Figure record listings
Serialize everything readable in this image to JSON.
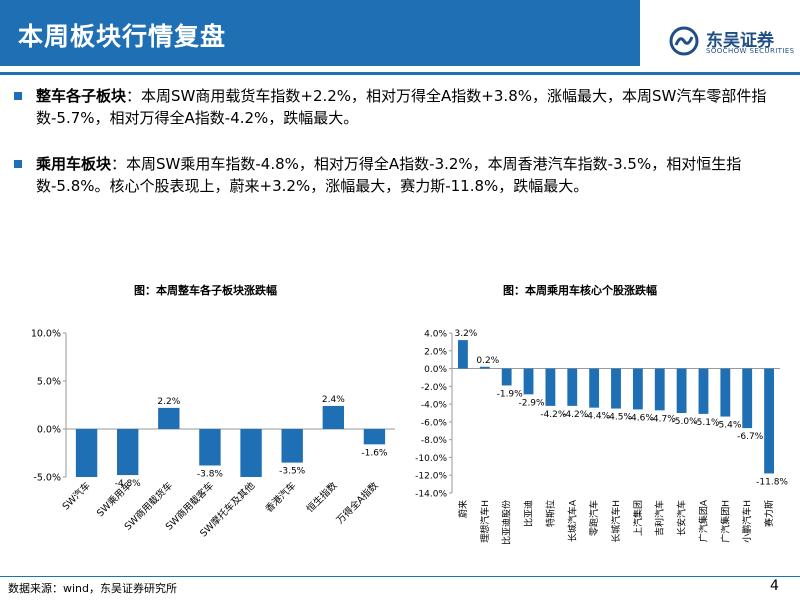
{
  "header": {
    "title": "本周板块行情复盘"
  },
  "logo": {
    "cn": "东吴证券",
    "en": "SOOCHOW SECURITIES"
  },
  "bullets": [
    {
      "lead": "整车各子板块",
      "text": "：本周SW商用载货车指数+2.2%，相对万得全A指数+3.8%，涨幅最大，本周SW汽车零部件指数-5.7%，相对万得全A指数-4.2%，跌幅最大。"
    },
    {
      "lead": "乘用车板块",
      "text": "：本周SW乘用车指数-4.8%，相对万得全A指数-3.2%，本周香港汽车指数-3.5%，相对恒生指数-5.8%。核心个股表现上，蔚来+3.2%，涨幅最大，赛力斯-11.8%，跌幅最大。"
    }
  ],
  "chart_data": [
    {
      "type": "bar",
      "title": "图：本周整车各子板块涨跌幅",
      "categories": [
        "SW汽车",
        "SW乘用车",
        "SW商用载货车",
        "SW商用载客车",
        "SW摩托车及其他",
        "香港汽车",
        "恒生指数",
        "万得全A指数"
      ],
      "values": [
        -5.0,
        -4.8,
        2.2,
        -3.8,
        -5.0,
        -3.5,
        2.4,
        -1.6
      ],
      "labels": [
        "",
        "-4.8%",
        "2.2%",
        "-3.8%",
        "",
        "-3.5%",
        "2.4%",
        "-1.6%"
      ],
      "yticks": [
        "10.0%",
        "5.0%",
        "0.0%",
        "-5.0%"
      ],
      "ylim": [
        -5,
        10
      ],
      "color": "#1f6fb5"
    },
    {
      "type": "bar",
      "title": "图：本周乘用车核心个股涨跌幅",
      "categories": [
        "蔚来",
        "理想汽车H",
        "比亚迪股份",
        "比亚迪",
        "特斯拉",
        "长城汽车A",
        "零跑汽车",
        "长城汽车H",
        "上汽集团",
        "吉利汽车",
        "长安汽车",
        "广汽集团A",
        "广汽集团H",
        "小鹏汽车H",
        "赛力斯"
      ],
      "values": [
        3.2,
        0.2,
        -1.9,
        -2.9,
        -4.2,
        -4.2,
        -4.4,
        -4.5,
        -4.6,
        -4.7,
        -5.0,
        -5.1,
        -5.4,
        -6.7,
        -11.8
      ],
      "labels": [
        "3.2%",
        "0.2%",
        "-1.9%",
        "-2.9%",
        "-4.2%",
        "-4.2%",
        "-4.4%",
        "-4.5%",
        "-4.6%",
        "-4.7%",
        "-5.0%",
        "-5.1%",
        "-5.4%",
        "-6.7%",
        "-11.8%"
      ],
      "yticks": [
        "4.0%",
        "2.0%",
        "0.0%",
        "-2.0%",
        "-4.0%",
        "-6.0%",
        "-8.0%",
        "-10.0%",
        "-12.0%",
        "-14.0%"
      ],
      "ylim": [
        -14,
        4
      ],
      "color": "#1f6fb5"
    }
  ],
  "footer": {
    "source": "数据来源：wind，东吴证券研究所",
    "page": "4"
  }
}
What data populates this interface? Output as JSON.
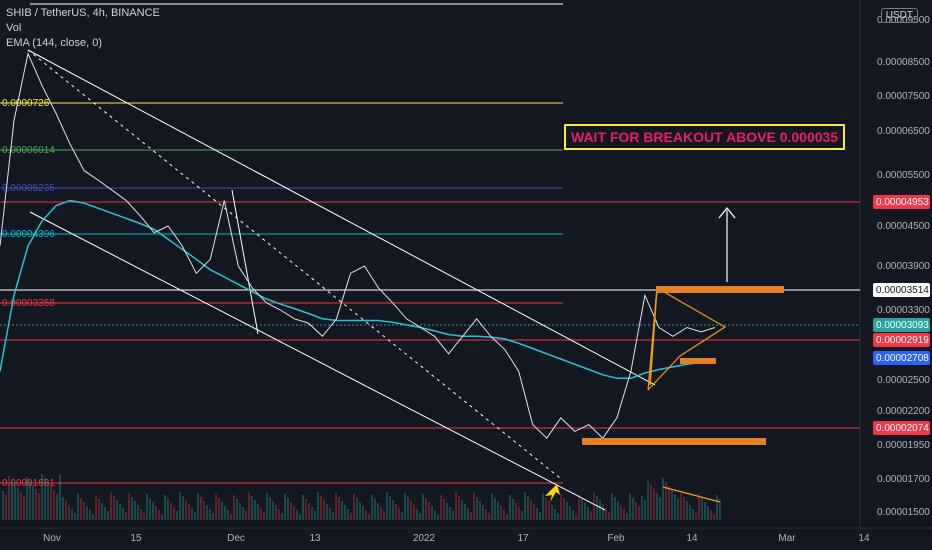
{
  "legend": {
    "symbol_line": "SHIB / TetherUS, 4h, BINANCE",
    "vol_label": "Vol",
    "ema_label": "EMA (144, close, 0)"
  },
  "currency_badge": "USDT",
  "annotation": {
    "text": "WAIT FOR BREAKOUT ABOVE 0.000035",
    "text_color": "#e91e63",
    "border_color": "#ffeb3b"
  },
  "chart_data": {
    "type": "line",
    "title": "SHIB / TetherUS, 4h, BINANCE",
    "xlabel": "",
    "ylabel": "",
    "x_ticks": [
      "Nov",
      "15",
      "Dec",
      "13",
      "2022",
      "17",
      "Feb",
      "14",
      "Mar",
      "14"
    ],
    "y_ticks": [
      "0.00009500",
      "0.00008500",
      "0.00007500",
      "0.00006500",
      "0.00005500",
      "0.00004500",
      "0.00003900",
      "0.00003300",
      "0.00002500",
      "0.00002200",
      "0.00001950",
      "0.00001700",
      "0.00001500"
    ],
    "price_tags": [
      {
        "value": "0.00004953",
        "bg": "#f23645",
        "fg": "#ffffff"
      },
      {
        "value": "0.00003514",
        "bg": "#ffffff",
        "fg": "#131722"
      },
      {
        "value": "0.00003093",
        "bg": "#26a69a",
        "fg": "#ffffff"
      },
      {
        "value": "0.00002919",
        "bg": "#f23645",
        "fg": "#ffffff"
      },
      {
        "value": "0.00002708",
        "bg": "#2962ff",
        "fg": "#ffffff"
      },
      {
        "value": "0.00002074",
        "bg": "#f23645",
        "fg": "#ffffff"
      }
    ],
    "fib_levels": [
      {
        "label": "0.0000726",
        "value": 7.26e-05,
        "color": "#ffeb3b"
      },
      {
        "label": "0.00006014",
        "value": 6.014e-05,
        "color": "#4caf50"
      },
      {
        "label": "0.00005235",
        "value": 5.235e-05,
        "color": "#3f51b5"
      },
      {
        "label": "0.00004396",
        "value": 4.396e-05,
        "color": "#00bcd4"
      },
      {
        "label": "0.00003358",
        "value": 3.358e-05,
        "color": "#f23645"
      },
      {
        "label": "0.00001681",
        "value": 1.681e-05,
        "color": "#f23645"
      }
    ],
    "series": [
      {
        "name": "close",
        "values": [
          4.2e-05,
          6.8e-05,
          8.7e-05,
          7.8e-05,
          7e-05,
          6.2e-05,
          5.6e-05,
          5.4e-05,
          5.2e-05,
          5e-05,
          4.7e-05,
          4.4e-05,
          4.5e-05,
          4.2e-05,
          3.8e-05,
          4e-05,
          5e-05,
          3.9e-05,
          3.6e-05,
          3.4e-05,
          3.3e-05,
          3.2e-05,
          3.15e-05,
          3e-05,
          3.2e-05,
          3.8e-05,
          3.9e-05,
          3.6e-05,
          3.4e-05,
          3.2e-05,
          3.1e-05,
          3e-05,
          2.8e-05,
          3e-05,
          3.2e-05,
          3e-05,
          2.85e-05,
          2.6e-05,
          2.1e-05,
          2e-05,
          2.15e-05,
          2.05e-05,
          2.1e-05,
          2e-05,
          2.15e-05,
          2.6e-05,
          3.5e-05,
          3.1e-05,
          3e-05,
          3.1e-05,
          3.05e-05,
          3.1e-05
        ]
      },
      {
        "name": "EMA (144, close, 0)",
        "values": [
          2.6e-05,
          3.5e-05,
          4.2e-05,
          4.6e-05,
          4.9e-05,
          5e-05,
          4.95e-05,
          4.85e-05,
          4.75e-05,
          4.65e-05,
          4.55e-05,
          4.45e-05,
          4.3e-05,
          4.15e-05,
          4e-05,
          3.85e-05,
          3.75e-05,
          3.65e-05,
          3.55e-05,
          3.45e-05,
          3.38e-05,
          3.32e-05,
          3.26e-05,
          3.2e-05,
          3.18e-05,
          3.18e-05,
          3.18e-05,
          3.18e-05,
          3.16e-05,
          3.13e-05,
          3.1e-05,
          3.06e-05,
          3.02e-05,
          3e-05,
          3e-05,
          2.99e-05,
          2.97e-05,
          2.92e-05,
          2.86e-05,
          2.8e-05,
          2.74e-05,
          2.68e-05,
          2.62e-05,
          2.56e-05,
          2.52e-05,
          2.52e-05,
          2.58e-05,
          2.62e-05,
          2.65e-05,
          2.68e-05,
          2.7e-05,
          2.71e-05
        ]
      }
    ],
    "colors": {
      "background": "#131722",
      "price": "#e0e3eb",
      "ema": "#26c6da",
      "trendline": "#ffffff",
      "resistance": "#f23645",
      "box": "#e67e22",
      "wedge": "#f39c12"
    }
  }
}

[EXERCISE BRIEF] Set down all the entries exactly as they appear, but skip any pictures.

[ANSWER TO THE TASK]
Serialize everything readable in this image to JSON.
{
  "header": {
    "title": "本周板块行情复盘"
  },
  "logo": {
    "cn": "东吴证券",
    "en": "SOOCHOW SECURITIES"
  },
  "bullets": [
    {
      "lead": "整车各子板块",
      "text": "：本周SW商用载货车指数+2.2%，相对万得全A指数+3.8%，涨幅最大，本周SW汽车零部件指数-5.7%，相对万得全A指数-4.2%，跌幅最大。"
    },
    {
      "lead": "乘用车板块",
      "text": "：本周SW乘用车指数-4.8%，相对万得全A指数-3.2%，本周香港汽车指数-3.5%，相对恒生指数-5.8%。核心个股表现上，蔚来+3.2%，涨幅最大，赛力斯-11.8%，跌幅最大。"
    }
  ],
  "chart_data": [
    {
      "type": "bar",
      "title": "图：本周整车各子板块涨跌幅",
      "categories": [
        "SW汽车",
        "SW乘用车",
        "SW商用载货车",
        "SW商用载客车",
        "SW摩托车及其他",
        "香港汽车",
        "恒生指数",
        "万得全A指数"
      ],
      "values": [
        -5.0,
        -4.8,
        2.2,
        -3.8,
        -5.0,
        -3.5,
        2.4,
        -1.6
      ],
      "labels": [
        "",
        "-4.8%",
        "2.2%",
        "-3.8%",
        "",
        "-3.5%",
        "2.4%",
        "-1.6%"
      ],
      "yticks": [
        "10.0%",
        "5.0%",
        "0.0%",
        "-5.0%"
      ],
      "ylim": [
        -5,
        10
      ],
      "color": "#1f6fb5"
    },
    {
      "type": "bar",
      "title": "图：本周乘用车核心个股涨跌幅",
      "categories": [
        "蔚来",
        "理想汽车H",
        "比亚迪股份",
        "比亚迪",
        "特斯拉",
        "长城汽车A",
        "零跑汽车",
        "长城汽车H",
        "上汽集团",
        "吉利汽车",
        "长安汽车",
        "广汽集团A",
        "广汽集团H",
        "小鹏汽车H",
        "赛力斯"
      ],
      "values": [
        3.2,
        0.2,
        -1.9,
        -2.9,
        -4.2,
        -4.2,
        -4.4,
        -4.5,
        -4.6,
        -4.7,
        -5.0,
        -5.1,
        -5.4,
        -6.7,
        -11.8
      ],
      "labels": [
        "3.2%",
        "0.2%",
        "-1.9%",
        "-2.9%",
        "-4.2%",
        "-4.2%",
        "-4.4%",
        "-4.5%",
        "-4.6%",
        "-4.7%",
        "-5.0%",
        "-5.1%",
        "-5.4%",
        "-6.7%",
        "-11.8%"
      ],
      "yticks": [
        "4.0%",
        "2.0%",
        "0.0%",
        "-2.0%",
        "-4.0%",
        "-6.0%",
        "-8.0%",
        "-10.0%",
        "-12.0%",
        "-14.0%"
      ],
      "ylim": [
        -14,
        4
      ],
      "color": "#1f6fb5"
    }
  ],
  "footer": {
    "source": "数据来源：wind，东吴证券研究所",
    "page": "4"
  }
}
What data populates this interface? Output as JSON.
{
  "legend": {
    "symbol_line": "SHIB / TetherUS, 4h, BINANCE",
    "vol_label": "Vol",
    "ema_label": "EMA (144, close, 0)"
  },
  "currency_badge": "USDT",
  "annotation": {
    "text": "WAIT FOR BREAKOUT ABOVE 0.000035",
    "text_color": "#e91e63",
    "border_color": "#ffeb3b"
  },
  "chart_data": {
    "type": "line",
    "title": "SHIB / TetherUS, 4h, BINANCE",
    "xlabel": "",
    "ylabel": "",
    "x_ticks": [
      "Nov",
      "15",
      "Dec",
      "13",
      "2022",
      "17",
      "Feb",
      "14",
      "Mar",
      "14"
    ],
    "y_ticks": [
      "0.00009500",
      "0.00008500",
      "0.00007500",
      "0.00006500",
      "0.00005500",
      "0.00004500",
      "0.00003900",
      "0.00003300",
      "0.00002500",
      "0.00002200",
      "0.00001950",
      "0.00001700",
      "0.00001500"
    ],
    "price_tags": [
      {
        "value": "0.00004953",
        "bg": "#f23645",
        "fg": "#ffffff"
      },
      {
        "value": "0.00003514",
        "bg": "#ffffff",
        "fg": "#131722"
      },
      {
        "value": "0.00003093",
        "bg": "#26a69a",
        "fg": "#ffffff"
      },
      {
        "value": "0.00002919",
        "bg": "#f23645",
        "fg": "#ffffff"
      },
      {
        "value": "0.00002708",
        "bg": "#2962ff",
        "fg": "#ffffff"
      },
      {
        "value": "0.00002074",
        "bg": "#f23645",
        "fg": "#ffffff"
      }
    ],
    "fib_levels": [
      {
        "label": "0.0000726",
        "value": 7.26e-05,
        "color": "#ffeb3b"
      },
      {
        "label": "0.00006014",
        "value": 6.014e-05,
        "color": "#4caf50"
      },
      {
        "label": "0.00005235",
        "value": 5.235e-05,
        "color": "#3f51b5"
      },
      {
        "label": "0.00004396",
        "value": 4.396e-05,
        "color": "#00bcd4"
      },
      {
        "label": "0.00003358",
        "value": 3.358e-05,
        "color": "#f23645"
      },
      {
        "label": "0.00001681",
        "value": 1.681e-05,
        "color": "#f23645"
      }
    ],
    "series": [
      {
        "name": "close",
        "values": [
          4.2e-05,
          6.8e-05,
          8.7e-05,
          7.8e-05,
          7e-05,
          6.2e-05,
          5.6e-05,
          5.4e-05,
          5.2e-05,
          5e-05,
          4.7e-05,
          4.4e-05,
          4.5e-05,
          4.2e-05,
          3.8e-05,
          4e-05,
          5e-05,
          3.9e-05,
          3.6e-05,
          3.4e-05,
          3.3e-05,
          3.2e-05,
          3.15e-05,
          3e-05,
          3.2e-05,
          3.8e-05,
          3.9e-05,
          3.6e-05,
          3.4e-05,
          3.2e-05,
          3.1e-05,
          3e-05,
          2.8e-05,
          3e-05,
          3.2e-05,
          3e-05,
          2.85e-05,
          2.6e-05,
          2.1e-05,
          2e-05,
          2.15e-05,
          2.05e-05,
          2.1e-05,
          2e-05,
          2.15e-05,
          2.6e-05,
          3.5e-05,
          3.1e-05,
          3e-05,
          3.1e-05,
          3.05e-05,
          3.1e-05
        ]
      },
      {
        "name": "EMA (144, close, 0)",
        "values": [
          2.6e-05,
          3.5e-05,
          4.2e-05,
          4.6e-05,
          4.9e-05,
          5e-05,
          4.95e-05,
          4.85e-05,
          4.75e-05,
          4.65e-05,
          4.55e-05,
          4.45e-05,
          4.3e-05,
          4.15e-05,
          4e-05,
          3.85e-05,
          3.75e-05,
          3.65e-05,
          3.55e-05,
          3.45e-05,
          3.38e-05,
          3.32e-05,
          3.26e-05,
          3.2e-05,
          3.18e-05,
          3.18e-05,
          3.18e-05,
          3.18e-05,
          3.16e-05,
          3.13e-05,
          3.1e-05,
          3.06e-05,
          3.02e-05,
          3e-05,
          3e-05,
          2.99e-05,
          2.97e-05,
          2.92e-05,
          2.86e-05,
          2.8e-05,
          2.74e-05,
          2.68e-05,
          2.62e-05,
          2.56e-05,
          2.52e-05,
          2.52e-05,
          2.58e-05,
          2.62e-05,
          2.65e-05,
          2.68e-05,
          2.7e-05,
          2.71e-05
        ]
      }
    ],
    "colors": {
      "background": "#131722",
      "price": "#e0e3eb",
      "ema": "#26c6da",
      "trendline": "#ffffff",
      "resistance": "#f23645",
      "box": "#e67e22",
      "wedge": "#f39c12"
    }
  }
}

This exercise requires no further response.